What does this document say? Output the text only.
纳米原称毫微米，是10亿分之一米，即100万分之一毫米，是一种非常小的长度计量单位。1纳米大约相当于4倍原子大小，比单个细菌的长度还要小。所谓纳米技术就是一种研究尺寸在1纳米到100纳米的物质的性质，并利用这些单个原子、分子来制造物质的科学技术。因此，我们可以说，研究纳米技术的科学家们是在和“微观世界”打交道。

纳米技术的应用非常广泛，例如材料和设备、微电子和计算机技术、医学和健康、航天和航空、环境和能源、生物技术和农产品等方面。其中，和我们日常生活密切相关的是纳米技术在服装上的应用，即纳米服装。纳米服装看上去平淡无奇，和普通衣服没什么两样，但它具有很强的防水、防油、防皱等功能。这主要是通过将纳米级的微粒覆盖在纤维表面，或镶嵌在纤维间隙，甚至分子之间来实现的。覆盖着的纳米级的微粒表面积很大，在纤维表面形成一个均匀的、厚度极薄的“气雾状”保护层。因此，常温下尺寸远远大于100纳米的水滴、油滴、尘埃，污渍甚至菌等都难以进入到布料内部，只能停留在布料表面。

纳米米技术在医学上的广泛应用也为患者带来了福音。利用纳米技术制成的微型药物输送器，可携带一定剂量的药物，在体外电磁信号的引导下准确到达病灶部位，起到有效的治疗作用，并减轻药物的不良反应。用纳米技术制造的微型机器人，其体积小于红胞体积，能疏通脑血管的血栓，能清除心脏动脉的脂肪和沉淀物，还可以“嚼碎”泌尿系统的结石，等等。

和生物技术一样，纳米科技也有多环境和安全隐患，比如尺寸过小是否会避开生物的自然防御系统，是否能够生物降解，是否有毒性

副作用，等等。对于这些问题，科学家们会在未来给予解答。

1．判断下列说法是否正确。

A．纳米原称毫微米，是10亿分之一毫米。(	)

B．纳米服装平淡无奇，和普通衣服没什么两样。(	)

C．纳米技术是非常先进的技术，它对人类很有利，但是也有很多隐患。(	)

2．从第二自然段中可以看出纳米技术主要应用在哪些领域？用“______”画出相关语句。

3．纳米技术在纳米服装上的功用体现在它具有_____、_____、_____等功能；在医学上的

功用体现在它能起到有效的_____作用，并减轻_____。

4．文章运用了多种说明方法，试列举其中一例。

+++

■ **The request**:
Output all of the data again, exactly.

■ **Full response**:
What does this document say? Output the text only.
纳米原称毫微米，是10亿分之一米，即100万分之一毫米，是一种非常小的长度计量单位。1纳米大约相当于4倍原子大小，比单个细菌的长度还要小。所谓纳米技术就是一种研究尺寸在1纳米到100纳米的物质的性质，并利用这些单个原子、分子来制造物质的科学技术。因此，我们可以说，研究纳米技术的科学家们是在和“微观世界”打交道。

纳米技术的应用非常广泛，例如材料和设备、微电子和计算机技术、医学和健康、航天和航空、环境和能源、生物技术和农产品等方面。其中，和我们日常生活密切相关的是纳米技术在服装上的应用，即纳米服装。纳米服装看上去平淡无奇，和普通衣服没什么两样，但它具有很强的防水、防油、防皱等功能。这主要是通过将纳米级的微粒覆盖在纤维表面，或镶嵌在纤维间隙，甚至分子之间来实现的。覆盖着的纳米级的微粒表面积很大，在纤维表面形成一个均匀的、厚度极薄的“气雾状”保护层。因此，常温下尺寸远远大于100纳米的水滴、油滴、尘埃，污渍甚至菌等都难以进入到布料内部，只能停留在布料表面。

纳米米技术在医学上的广泛应用也为患者带来了福音。利用纳米技术制成的微型药物输送器，可携带一定剂量的药物，在体外电磁信号的引导下准确到达病灶部位，起到有效的治疗作用，并减轻药物的不良反应。用纳米技术制造的微型机器人，其体积小于红胞体积，能疏通脑血管的血栓，能清除心脏动脉的脂肪和沉淀物，还可以“嚼碎”泌尿系统的结石，等等。

和生物技术一样，纳米科技也有多环境和安全隐患，比如尺寸过小是否会避开生物的自然防御系统，是否能够生物降解，是否有毒性

副作用，等等。对于这些问题，科学家们会在未来给予解答。

1．判断下列说法是否正确。

A．纳米原称毫微米，是10亿分之一毫米。(	)

B．纳米服装平淡无奇，和普通衣服没什么两样。(	)

C．纳米技术是非常先进的技术，它对人类很有利，但是也有很多隐患。(	)

2．从第二自然段中可以看出纳米技术主要应用在哪些领域？用“______”画出相关语句。

3．纳米技术在纳米服装上的功用体现在它具有_____、_____、_____等功能；在医学上的

功用体现在它能起到有效的_____作用，并减轻_____。

4．文章运用了多种说明方法，试列举其中一例。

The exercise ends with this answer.